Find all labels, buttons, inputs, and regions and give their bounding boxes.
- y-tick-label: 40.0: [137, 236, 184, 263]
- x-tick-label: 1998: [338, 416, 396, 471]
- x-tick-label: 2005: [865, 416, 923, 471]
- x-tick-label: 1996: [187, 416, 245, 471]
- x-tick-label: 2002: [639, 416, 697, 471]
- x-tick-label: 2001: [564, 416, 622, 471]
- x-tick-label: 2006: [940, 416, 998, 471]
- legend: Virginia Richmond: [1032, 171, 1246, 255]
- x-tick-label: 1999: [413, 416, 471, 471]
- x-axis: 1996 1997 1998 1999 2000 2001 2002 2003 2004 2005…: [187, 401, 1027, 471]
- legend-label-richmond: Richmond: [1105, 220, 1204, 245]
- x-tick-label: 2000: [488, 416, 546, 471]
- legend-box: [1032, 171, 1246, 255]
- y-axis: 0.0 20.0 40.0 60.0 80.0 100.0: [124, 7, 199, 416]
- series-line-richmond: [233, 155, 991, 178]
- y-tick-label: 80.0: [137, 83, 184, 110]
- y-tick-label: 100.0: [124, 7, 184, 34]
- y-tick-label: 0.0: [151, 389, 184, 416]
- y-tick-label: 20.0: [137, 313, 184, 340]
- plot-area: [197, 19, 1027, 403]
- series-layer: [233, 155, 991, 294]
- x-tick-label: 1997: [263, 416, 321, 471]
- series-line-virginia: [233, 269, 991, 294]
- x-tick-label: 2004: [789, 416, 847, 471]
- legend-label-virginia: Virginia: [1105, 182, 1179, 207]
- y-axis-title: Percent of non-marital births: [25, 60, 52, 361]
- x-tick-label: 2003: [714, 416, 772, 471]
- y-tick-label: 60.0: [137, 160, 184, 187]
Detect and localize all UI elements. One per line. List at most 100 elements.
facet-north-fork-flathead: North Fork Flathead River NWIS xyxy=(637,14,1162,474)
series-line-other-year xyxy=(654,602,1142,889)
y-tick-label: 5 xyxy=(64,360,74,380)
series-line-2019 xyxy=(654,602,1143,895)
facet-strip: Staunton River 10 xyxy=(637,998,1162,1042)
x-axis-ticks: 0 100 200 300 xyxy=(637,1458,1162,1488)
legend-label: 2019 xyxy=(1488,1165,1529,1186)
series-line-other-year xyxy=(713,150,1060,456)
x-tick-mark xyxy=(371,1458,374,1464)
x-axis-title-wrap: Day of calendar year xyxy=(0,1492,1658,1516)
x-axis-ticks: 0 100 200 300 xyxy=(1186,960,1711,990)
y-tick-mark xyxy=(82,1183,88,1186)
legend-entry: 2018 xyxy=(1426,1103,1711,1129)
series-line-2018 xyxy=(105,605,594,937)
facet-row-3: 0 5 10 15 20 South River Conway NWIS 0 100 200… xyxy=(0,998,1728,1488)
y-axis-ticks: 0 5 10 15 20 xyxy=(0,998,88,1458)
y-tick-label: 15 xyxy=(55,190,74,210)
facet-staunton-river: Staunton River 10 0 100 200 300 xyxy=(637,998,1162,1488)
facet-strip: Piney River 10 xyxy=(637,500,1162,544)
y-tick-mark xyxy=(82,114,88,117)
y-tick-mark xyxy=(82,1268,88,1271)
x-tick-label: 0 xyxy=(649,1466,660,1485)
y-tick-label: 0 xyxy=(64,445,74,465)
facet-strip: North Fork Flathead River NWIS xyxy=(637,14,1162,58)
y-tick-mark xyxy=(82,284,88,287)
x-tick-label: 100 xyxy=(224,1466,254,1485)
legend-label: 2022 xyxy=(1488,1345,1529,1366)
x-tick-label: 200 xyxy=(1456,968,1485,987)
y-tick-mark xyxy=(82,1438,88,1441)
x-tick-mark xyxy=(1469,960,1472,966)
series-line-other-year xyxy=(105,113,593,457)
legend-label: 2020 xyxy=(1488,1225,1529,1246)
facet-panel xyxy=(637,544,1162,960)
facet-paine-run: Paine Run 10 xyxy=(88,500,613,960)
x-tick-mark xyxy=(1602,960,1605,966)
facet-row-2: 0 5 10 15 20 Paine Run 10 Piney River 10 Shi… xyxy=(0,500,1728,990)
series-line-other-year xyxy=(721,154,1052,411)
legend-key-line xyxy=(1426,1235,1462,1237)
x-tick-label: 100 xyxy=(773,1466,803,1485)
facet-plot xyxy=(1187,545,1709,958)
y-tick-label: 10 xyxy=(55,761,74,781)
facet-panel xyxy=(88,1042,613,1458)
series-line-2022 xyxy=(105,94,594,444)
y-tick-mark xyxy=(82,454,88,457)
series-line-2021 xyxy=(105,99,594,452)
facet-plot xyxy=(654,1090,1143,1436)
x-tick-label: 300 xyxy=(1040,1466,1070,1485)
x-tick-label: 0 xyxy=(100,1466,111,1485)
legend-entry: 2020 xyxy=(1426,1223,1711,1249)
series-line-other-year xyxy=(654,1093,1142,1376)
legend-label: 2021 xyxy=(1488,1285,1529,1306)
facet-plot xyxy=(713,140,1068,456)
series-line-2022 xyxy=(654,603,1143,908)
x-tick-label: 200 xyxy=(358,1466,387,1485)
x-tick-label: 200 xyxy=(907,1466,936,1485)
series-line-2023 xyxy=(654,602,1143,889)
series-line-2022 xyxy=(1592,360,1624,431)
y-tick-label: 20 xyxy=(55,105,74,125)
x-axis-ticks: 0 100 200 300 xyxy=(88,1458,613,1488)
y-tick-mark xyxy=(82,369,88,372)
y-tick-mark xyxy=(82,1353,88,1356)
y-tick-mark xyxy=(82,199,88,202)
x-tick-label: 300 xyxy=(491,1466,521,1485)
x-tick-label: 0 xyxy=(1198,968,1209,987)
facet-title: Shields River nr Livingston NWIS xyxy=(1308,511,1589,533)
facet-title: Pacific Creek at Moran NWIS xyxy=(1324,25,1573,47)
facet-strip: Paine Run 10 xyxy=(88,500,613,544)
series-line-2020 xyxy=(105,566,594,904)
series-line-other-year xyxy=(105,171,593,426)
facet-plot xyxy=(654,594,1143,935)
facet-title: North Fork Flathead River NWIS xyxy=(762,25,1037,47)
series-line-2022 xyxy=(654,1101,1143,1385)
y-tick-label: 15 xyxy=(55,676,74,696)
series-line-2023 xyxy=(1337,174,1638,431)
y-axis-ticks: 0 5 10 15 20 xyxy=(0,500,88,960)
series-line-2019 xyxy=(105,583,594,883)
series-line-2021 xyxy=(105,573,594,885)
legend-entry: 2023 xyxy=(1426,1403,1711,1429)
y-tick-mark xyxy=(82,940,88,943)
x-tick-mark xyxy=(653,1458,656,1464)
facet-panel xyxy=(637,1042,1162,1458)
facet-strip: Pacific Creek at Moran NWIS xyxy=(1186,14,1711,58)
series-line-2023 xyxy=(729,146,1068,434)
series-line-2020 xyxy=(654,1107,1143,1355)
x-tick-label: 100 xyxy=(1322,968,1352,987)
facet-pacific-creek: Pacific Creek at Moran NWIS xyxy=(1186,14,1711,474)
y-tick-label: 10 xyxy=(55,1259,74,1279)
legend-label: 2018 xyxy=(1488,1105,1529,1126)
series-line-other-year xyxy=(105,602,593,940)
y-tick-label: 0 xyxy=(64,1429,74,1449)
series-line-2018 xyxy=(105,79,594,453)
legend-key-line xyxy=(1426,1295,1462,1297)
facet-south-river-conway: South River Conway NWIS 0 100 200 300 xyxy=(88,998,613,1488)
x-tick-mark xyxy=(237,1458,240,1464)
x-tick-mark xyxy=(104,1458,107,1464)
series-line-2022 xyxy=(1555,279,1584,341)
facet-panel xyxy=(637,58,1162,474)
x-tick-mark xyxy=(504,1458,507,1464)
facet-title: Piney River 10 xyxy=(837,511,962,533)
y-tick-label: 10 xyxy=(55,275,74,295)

..........

Direction: Starting at the start of the records and ending at the line containing "- plot-area: [197, 19, 1027, 403]", reproduce those lines with "x-tick-label" switched to "x-axis-label" everywhere it occurs and nothing else altered.

Task answer:
Find all labels, buttons, inputs, and regions and give their bounding boxes.
- y-tick-label: 40.0: [137, 236, 184, 263]
- x-axis-label: 1998: [338, 416, 396, 471]
- x-axis-label: 2005: [865, 416, 923, 471]
- x-axis-label: 1996: [187, 416, 245, 471]
- x-axis-label: 2002: [639, 416, 697, 471]
- x-axis-label: 2001: [564, 416, 622, 471]
- x-axis-label: 2006: [940, 416, 998, 471]
- legend: Virginia Richmond: [1032, 171, 1246, 255]
- x-axis-label: 1999: [413, 416, 471, 471]
- x-axis: 1996 1997 1998 1999 2000 2001 2002 2003 2004 2005…: [187, 401, 1027, 471]
- legend-label-richmond: Richmond: [1105, 220, 1204, 245]
- x-axis-label: 2000: [488, 416, 546, 471]
- legend-box: [1032, 171, 1246, 255]
- y-axis: 0.0 20.0 40.0 60.0 80.0 100.0: [124, 7, 199, 416]
- series-line-richmond: [233, 155, 991, 178]
- y-tick-label: 80.0: [137, 83, 184, 110]
- y-tick-label: 100.0: [124, 7, 184, 34]
- y-tick-label: 0.0: [151, 389, 184, 416]
- y-tick-label: 20.0: [137, 313, 184, 340]
- plot-area: [197, 19, 1027, 403]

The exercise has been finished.